Dataset items
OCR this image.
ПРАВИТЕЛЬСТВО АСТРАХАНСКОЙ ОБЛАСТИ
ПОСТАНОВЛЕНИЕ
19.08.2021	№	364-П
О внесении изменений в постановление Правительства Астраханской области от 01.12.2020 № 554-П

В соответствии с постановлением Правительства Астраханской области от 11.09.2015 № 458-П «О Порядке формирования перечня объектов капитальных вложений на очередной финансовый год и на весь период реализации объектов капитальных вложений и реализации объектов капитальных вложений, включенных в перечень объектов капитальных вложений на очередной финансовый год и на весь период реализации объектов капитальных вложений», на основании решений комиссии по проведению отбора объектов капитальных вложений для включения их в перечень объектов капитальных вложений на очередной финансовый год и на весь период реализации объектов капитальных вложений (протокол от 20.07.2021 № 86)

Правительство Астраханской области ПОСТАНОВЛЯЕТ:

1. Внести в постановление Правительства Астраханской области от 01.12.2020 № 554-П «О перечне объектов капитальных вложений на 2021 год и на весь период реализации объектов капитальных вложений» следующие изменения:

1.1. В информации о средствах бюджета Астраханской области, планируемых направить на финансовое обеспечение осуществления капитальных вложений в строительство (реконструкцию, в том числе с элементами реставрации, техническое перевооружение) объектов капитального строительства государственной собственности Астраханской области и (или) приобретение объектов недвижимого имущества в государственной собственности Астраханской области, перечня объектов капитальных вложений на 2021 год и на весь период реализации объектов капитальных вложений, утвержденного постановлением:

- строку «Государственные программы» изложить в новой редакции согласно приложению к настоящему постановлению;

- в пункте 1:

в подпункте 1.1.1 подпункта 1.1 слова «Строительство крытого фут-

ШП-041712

__WHAT IS EXPECTED__: Every entry must be quoted exactly as it appears above.

__EXERCISE OUTPUT__:
OCR this image.
ПРАВИТЕЛЬСТВО АСТРАХАНСКОЙ ОБЛАСТИ
ПОСТАНОВЛЕНИЕ
19.08.2021	№	364-П
О внесении изменений в постановление Правительства Астраханской области от 01.12.2020 № 554-П

В соответствии с постановлением Правительства Астраханской области от 11.09.2015 № 458-П «О Порядке формирования перечня объектов капитальных вложений на очередной финансовый год и на весь период реализации объектов капитальных вложений и реализации объектов капитальных вложений, включенных в перечень объектов капитальных вложений на очередной финансовый год и на весь период реализации объектов капитальных вложений», на основании решений комиссии по проведению отбора объектов капитальных вложений для включения их в перечень объектов капитальных вложений на очередной финансовый год и на весь период реализации объектов капитальных вложений (протокол от 20.07.2021 № 86)

Правительство Астраханской области ПОСТАНОВЛЯЕТ:

1. Внести в постановление Правительства Астраханской области от 01.12.2020 № 554-П «О перечне объектов капитальных вложений на 2021 год и на весь период реализации объектов капитальных вложений» следующие изменения:

1.1. В информации о средствах бюджета Астраханской области, планируемых направить на финансовое обеспечение осуществления капитальных вложений в строительство (реконструкцию, в том числе с элементами реставрации, техническое перевооружение) объектов капитального строительства государственной собственности Астраханской области и (или) приобретение объектов недвижимого имущества в государственной собственности Астраханской области, перечня объектов капитальных вложений на 2021 год и на весь период реализации объектов капитальных вложений, утвержденного постановлением:

- строку «Государственные программы» изложить в новой редакции согласно приложению к настоящему постановлению;

- в пункте 1:

в подпункте 1.1.1 подпункта 1.1 слова «Строительство крытого фут-

ШП-041712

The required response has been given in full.